Directions>
Answer with nothing but the number of lines that include the word "name".

Available records>
[start]
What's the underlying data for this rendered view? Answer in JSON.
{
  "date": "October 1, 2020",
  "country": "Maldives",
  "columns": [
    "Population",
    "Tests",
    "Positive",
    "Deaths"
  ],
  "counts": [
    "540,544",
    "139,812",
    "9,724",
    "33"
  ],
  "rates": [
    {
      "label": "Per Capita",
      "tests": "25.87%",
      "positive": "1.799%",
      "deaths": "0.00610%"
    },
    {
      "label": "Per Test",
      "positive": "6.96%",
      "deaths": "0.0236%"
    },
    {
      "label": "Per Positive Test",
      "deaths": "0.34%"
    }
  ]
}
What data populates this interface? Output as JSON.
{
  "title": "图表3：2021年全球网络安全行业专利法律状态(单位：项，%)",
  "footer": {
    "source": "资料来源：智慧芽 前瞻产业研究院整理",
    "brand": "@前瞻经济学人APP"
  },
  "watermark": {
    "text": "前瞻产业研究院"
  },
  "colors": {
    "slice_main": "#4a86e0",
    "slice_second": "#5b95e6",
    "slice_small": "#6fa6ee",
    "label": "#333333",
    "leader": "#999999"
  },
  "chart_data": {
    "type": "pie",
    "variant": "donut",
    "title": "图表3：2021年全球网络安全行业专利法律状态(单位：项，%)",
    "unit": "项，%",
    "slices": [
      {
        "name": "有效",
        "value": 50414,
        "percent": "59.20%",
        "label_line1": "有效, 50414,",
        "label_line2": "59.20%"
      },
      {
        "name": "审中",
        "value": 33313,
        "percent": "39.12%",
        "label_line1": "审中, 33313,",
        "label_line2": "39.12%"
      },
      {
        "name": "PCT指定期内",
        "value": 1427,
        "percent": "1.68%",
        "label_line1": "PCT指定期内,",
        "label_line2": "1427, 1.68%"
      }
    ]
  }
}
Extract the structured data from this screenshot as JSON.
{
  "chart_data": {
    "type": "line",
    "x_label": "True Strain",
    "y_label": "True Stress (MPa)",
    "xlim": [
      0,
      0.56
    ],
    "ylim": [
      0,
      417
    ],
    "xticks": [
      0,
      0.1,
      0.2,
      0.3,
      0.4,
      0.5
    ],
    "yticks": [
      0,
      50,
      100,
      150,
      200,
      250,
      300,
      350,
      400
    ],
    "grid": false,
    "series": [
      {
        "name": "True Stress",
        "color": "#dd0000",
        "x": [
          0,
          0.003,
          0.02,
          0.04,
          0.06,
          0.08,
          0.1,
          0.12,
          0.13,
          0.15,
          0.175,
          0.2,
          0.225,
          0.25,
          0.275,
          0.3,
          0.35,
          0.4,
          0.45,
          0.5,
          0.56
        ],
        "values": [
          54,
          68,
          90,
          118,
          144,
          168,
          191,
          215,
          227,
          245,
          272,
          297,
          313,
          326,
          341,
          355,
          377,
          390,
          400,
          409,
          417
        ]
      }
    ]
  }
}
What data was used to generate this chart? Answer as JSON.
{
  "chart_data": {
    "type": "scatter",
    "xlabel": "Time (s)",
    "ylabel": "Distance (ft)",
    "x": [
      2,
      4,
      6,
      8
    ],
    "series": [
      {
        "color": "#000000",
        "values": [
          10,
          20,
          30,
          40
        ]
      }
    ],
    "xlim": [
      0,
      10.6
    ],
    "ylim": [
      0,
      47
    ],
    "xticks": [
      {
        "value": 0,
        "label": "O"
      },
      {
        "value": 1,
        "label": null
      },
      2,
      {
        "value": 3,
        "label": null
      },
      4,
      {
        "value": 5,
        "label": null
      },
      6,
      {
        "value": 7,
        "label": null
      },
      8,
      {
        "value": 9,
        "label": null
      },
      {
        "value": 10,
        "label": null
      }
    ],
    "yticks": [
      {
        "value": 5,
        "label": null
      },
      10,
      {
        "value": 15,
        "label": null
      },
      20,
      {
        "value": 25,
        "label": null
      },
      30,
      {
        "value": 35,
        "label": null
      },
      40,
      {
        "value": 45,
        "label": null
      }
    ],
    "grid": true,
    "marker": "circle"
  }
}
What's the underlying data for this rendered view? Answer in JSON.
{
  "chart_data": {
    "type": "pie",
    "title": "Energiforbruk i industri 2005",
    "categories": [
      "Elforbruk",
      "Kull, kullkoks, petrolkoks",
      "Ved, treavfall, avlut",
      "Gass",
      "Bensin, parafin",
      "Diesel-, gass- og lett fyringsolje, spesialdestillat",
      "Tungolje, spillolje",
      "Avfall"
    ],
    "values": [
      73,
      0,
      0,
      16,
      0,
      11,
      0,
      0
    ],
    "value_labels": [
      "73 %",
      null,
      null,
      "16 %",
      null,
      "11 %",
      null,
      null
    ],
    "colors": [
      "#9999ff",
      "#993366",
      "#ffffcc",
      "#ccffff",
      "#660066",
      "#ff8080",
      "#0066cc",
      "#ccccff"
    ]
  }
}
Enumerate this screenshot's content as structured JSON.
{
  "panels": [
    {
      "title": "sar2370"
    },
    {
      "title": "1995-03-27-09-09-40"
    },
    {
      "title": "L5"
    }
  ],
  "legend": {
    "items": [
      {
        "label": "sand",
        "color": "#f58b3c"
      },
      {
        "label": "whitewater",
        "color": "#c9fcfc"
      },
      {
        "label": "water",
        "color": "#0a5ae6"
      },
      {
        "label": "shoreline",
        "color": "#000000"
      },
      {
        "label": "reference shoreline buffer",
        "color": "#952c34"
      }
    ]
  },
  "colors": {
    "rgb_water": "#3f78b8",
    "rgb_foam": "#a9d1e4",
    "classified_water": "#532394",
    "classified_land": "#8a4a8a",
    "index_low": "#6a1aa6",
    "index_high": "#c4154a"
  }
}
[end]
Result below>
4